Given instruction — Copy the lines holding the word "imkon", all of them.

Given records —
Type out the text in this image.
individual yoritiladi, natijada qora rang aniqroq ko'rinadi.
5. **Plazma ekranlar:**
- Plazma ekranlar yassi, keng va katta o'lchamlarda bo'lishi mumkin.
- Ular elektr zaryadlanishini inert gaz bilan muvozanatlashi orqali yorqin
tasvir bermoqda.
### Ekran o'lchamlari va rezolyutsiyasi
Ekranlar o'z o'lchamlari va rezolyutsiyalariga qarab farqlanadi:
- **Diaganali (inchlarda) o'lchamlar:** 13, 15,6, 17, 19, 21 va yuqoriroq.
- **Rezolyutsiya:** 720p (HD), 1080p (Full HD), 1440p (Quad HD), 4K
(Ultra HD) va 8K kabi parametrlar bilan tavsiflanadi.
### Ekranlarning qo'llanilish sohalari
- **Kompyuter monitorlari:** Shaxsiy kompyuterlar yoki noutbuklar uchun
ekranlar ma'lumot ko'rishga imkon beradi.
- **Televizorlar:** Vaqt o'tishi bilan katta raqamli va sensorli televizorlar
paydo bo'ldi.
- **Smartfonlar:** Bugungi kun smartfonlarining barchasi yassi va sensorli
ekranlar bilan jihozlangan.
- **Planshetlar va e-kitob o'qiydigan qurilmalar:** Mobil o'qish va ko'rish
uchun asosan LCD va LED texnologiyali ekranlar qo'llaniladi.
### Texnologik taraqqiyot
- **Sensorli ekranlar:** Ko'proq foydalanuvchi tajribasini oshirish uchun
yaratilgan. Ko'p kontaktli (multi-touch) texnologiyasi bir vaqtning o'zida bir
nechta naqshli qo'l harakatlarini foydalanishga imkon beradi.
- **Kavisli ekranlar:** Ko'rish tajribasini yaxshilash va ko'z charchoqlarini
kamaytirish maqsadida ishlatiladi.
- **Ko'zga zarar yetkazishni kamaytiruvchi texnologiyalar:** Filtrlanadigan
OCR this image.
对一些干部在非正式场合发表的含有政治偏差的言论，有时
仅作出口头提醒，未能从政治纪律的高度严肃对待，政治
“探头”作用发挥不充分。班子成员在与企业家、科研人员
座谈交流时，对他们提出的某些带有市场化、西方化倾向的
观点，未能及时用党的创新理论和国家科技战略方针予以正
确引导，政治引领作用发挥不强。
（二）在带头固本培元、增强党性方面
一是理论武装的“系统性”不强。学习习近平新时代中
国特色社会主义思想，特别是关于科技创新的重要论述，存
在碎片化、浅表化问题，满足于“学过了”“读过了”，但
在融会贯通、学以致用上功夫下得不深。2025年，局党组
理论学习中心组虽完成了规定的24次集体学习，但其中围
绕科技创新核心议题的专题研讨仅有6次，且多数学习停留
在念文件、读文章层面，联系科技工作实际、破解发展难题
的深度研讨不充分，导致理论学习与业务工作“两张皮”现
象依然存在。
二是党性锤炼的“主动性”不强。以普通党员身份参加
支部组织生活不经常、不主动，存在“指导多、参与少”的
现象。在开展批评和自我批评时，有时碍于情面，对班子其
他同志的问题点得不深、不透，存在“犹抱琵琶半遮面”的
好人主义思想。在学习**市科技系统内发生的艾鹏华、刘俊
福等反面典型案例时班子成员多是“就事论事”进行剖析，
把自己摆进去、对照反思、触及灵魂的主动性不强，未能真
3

Answer for the task —
ekranlar ma'lumot ko'rishga imkon beradi.
nechta naqshli qo'l harakatlarini foydalanishga imkon beradi.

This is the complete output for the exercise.